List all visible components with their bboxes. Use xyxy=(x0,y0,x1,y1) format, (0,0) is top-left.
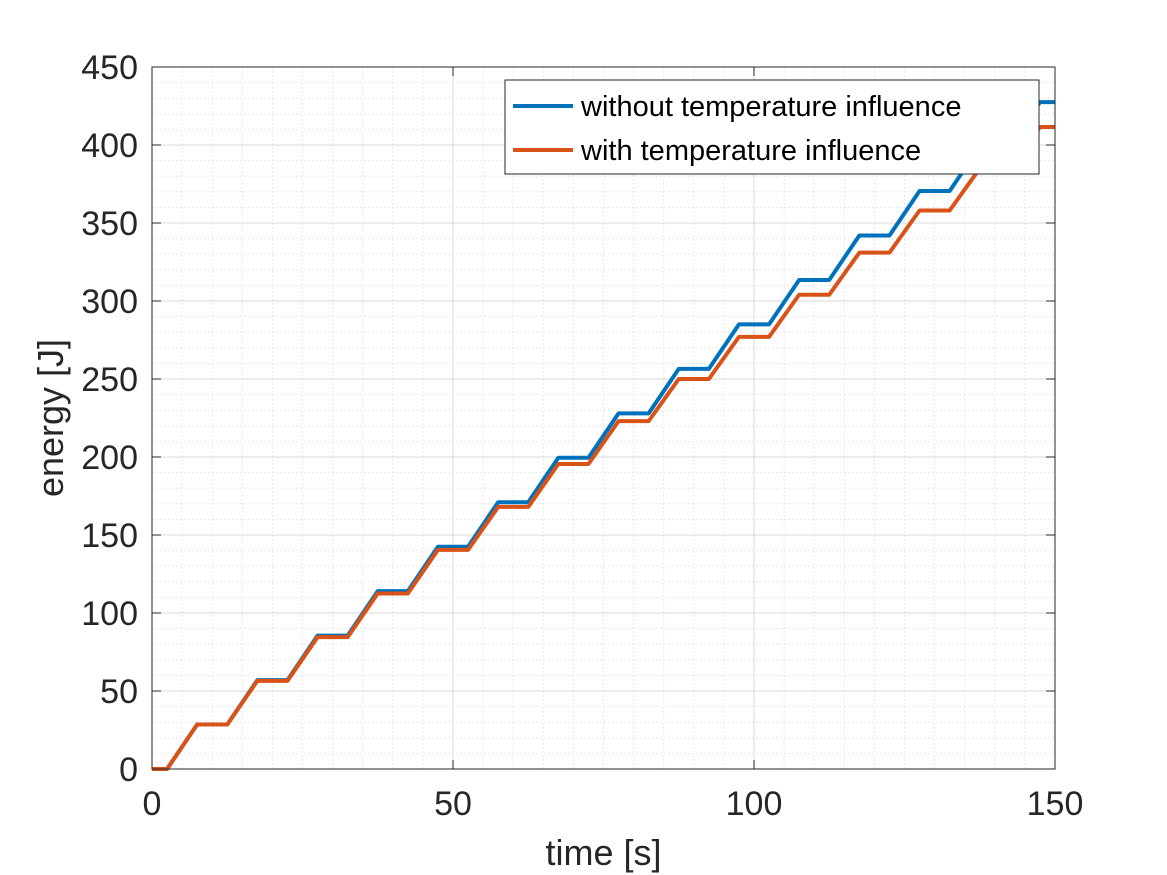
y-axis-label: energy [J] xyxy=(30,339,71,497)
y-tick-label: 100 xyxy=(81,595,138,633)
y-tick-label: 400 xyxy=(81,127,138,165)
minor-grid xyxy=(152,67,1055,769)
series-line-with-temperature-influence xyxy=(152,125,1055,771)
series-layer xyxy=(152,100,1055,771)
x-tick-label: 0 xyxy=(143,785,162,823)
y-tick-label: 250 xyxy=(81,361,138,399)
x-tick-label: 100 xyxy=(726,785,783,823)
y-tick-label: 50 xyxy=(100,673,138,711)
y-tick-label: 450 xyxy=(81,49,138,87)
y-tick-label: 150 xyxy=(81,517,138,555)
y-tick-label: 350 xyxy=(81,205,138,243)
major-grid xyxy=(152,67,1055,769)
x-axis-label: time [s] xyxy=(545,832,661,873)
y-tick-label: 200 xyxy=(81,439,138,477)
tick-labels: 0 50 100 150 0 50 100 150 200 250 300 350 400 450 xyxy=(81,49,1083,823)
x-tick-label: 150 xyxy=(1027,785,1084,823)
y-tick-label: 300 xyxy=(81,283,138,321)
x-tick-label: 50 xyxy=(434,785,472,823)
ticks xyxy=(151,66,1056,770)
legend-label-without-temperature-influence: without temperature influence xyxy=(580,91,961,123)
plot-frame xyxy=(151,66,1056,770)
legend-label-with-temperature-influence: with temperature influence xyxy=(580,135,921,167)
y-tick-label: 0 xyxy=(119,751,138,789)
legend: without temperature influence with tempe… xyxy=(504,79,1040,175)
legend-box xyxy=(504,79,1040,175)
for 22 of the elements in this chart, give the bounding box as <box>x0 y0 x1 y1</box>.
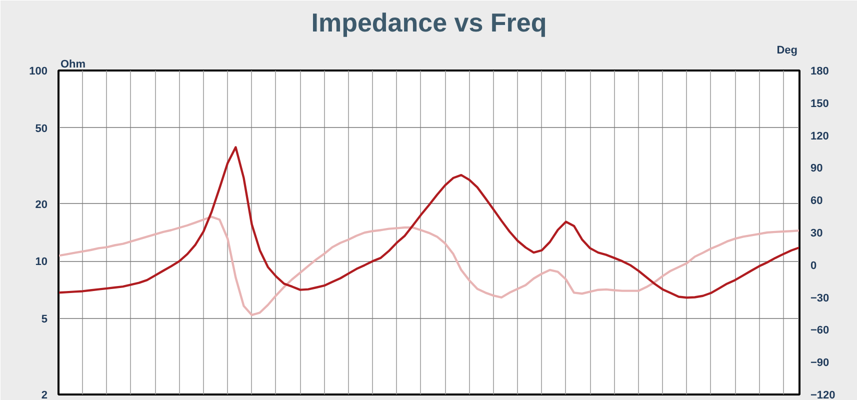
y-tick-label: 2 <box>41 390 48 400</box>
y-tick-label: 5 <box>41 314 48 326</box>
y2-tick-label: 150 <box>810 98 829 110</box>
y2-tick-label: 30 <box>810 228 823 240</box>
y-tick-label: 50 <box>35 122 48 135</box>
y2-tick-label: −90 <box>810 357 830 370</box>
y2-tick-label: 0 <box>810 260 817 272</box>
line-series <box>58 146 800 299</box>
y2-axis-title: Deg <box>776 44 798 56</box>
y2-tick-label: 180 <box>810 66 829 78</box>
chart-title: Impedance vs Freq <box>311 8 547 38</box>
y2-tick-label: −120 <box>810 390 836 400</box>
y2-tick-label: 60 <box>810 195 823 208</box>
line-series <box>58 216 800 316</box>
y-tick-label: 10 <box>35 256 48 268</box>
y2-tick-label: −60 <box>810 324 830 337</box>
y2-tick-label: 90 <box>810 162 823 175</box>
y-tick-label: 100 <box>29 66 48 78</box>
y2-tick-label: −30 <box>810 292 830 304</box>
y-axis-title: Ohm <box>60 58 86 70</box>
y-tick-label: 20 <box>35 198 48 211</box>
y2-tick-label: 120 <box>810 130 829 142</box>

=-=-=

▸ GIVEN INSTRUCTION:
Copy every row above word for word, leaving out the picture lines.

▸ ANSWER TO THIS EXERCISE:
List all visible components with their bboxes. Use xyxy=(x0,y0,x1,y1) format, (0,0) is top-left.
y-axis-label: energy [J] xyxy=(30,339,71,497)
y-tick-label: 100 xyxy=(81,595,138,633)
y-tick-label: 400 xyxy=(81,127,138,165)
minor-grid xyxy=(152,67,1055,769)
series-line-with-temperature-influence xyxy=(152,125,1055,771)
series-layer xyxy=(152,100,1055,771)
x-tick-label: 0 xyxy=(143,785,162,823)
y-tick-label: 250 xyxy=(81,361,138,399)
x-tick-label: 100 xyxy=(726,785,783,823)
y-tick-label: 50 xyxy=(100,673,138,711)
y-tick-label: 450 xyxy=(81,49,138,87)
y-tick-label: 150 xyxy=(81,517,138,555)
y-tick-label: 350 xyxy=(81,205,138,243)
major-grid xyxy=(152,67,1055,769)
x-axis-label: time [s] xyxy=(545,832,661,873)
y-tick-label: 200 xyxy=(81,439,138,477)
tick-labels: 0 50 100 150 0 50 100 150 200 250 300 350 400 450 xyxy=(81,49,1083,823)
x-tick-label: 150 xyxy=(1027,785,1084,823)
y-tick-label: 300 xyxy=(81,283,138,321)
x-tick-label: 50 xyxy=(434,785,472,823)
ticks xyxy=(151,66,1056,770)
legend-label-without-temperature-influence: without temperature influence xyxy=(580,91,961,123)
plot-frame xyxy=(151,66,1056,770)
legend-label-with-temperature-influence: with temperature influence xyxy=(580,135,921,167)
y-tick-label: 0 xyxy=(119,751,138,789)
legend: without temperature influence with tempe… xyxy=(504,79,1040,175)
legend-box xyxy=(504,79,1040,175)
for 22 of the elements in this chart, give the bounding box as <box>x0 y0 x1 y1</box>.
y-tick-label: 2 <box>41 390 48 400</box>
y-tick-label: 5 <box>41 314 48 326</box>
y2-tick-label: 150 <box>810 98 829 110</box>
y2-tick-label: 30 <box>810 228 823 240</box>
y-tick-label: 50 <box>35 122 48 135</box>
y2-tick-label: −90 <box>810 357 830 370</box>
y2-tick-label: 0 <box>810 260 817 272</box>
line-series <box>58 146 800 299</box>
y2-axis-title: Deg <box>776 44 798 56</box>
y2-tick-label: 180 <box>810 66 829 78</box>
chart-title: Impedance vs Freq <box>311 8 547 38</box>
y2-tick-label: −120 <box>810 390 836 400</box>
y2-tick-label: 60 <box>810 195 823 208</box>
line-series <box>58 216 800 316</box>
y-tick-label: 10 <box>35 256 48 268</box>
y2-tick-label: −60 <box>810 324 830 337</box>
y2-tick-label: 90 <box>810 162 823 175</box>
y-tick-label: 100 <box>29 66 48 78</box>
y2-tick-label: −30 <box>810 292 830 304</box>
y-axis-title: Ohm <box>60 58 86 70</box>
y-tick-label: 20 <box>35 198 48 211</box>
y2-tick-label: 120 <box>810 130 829 142</box>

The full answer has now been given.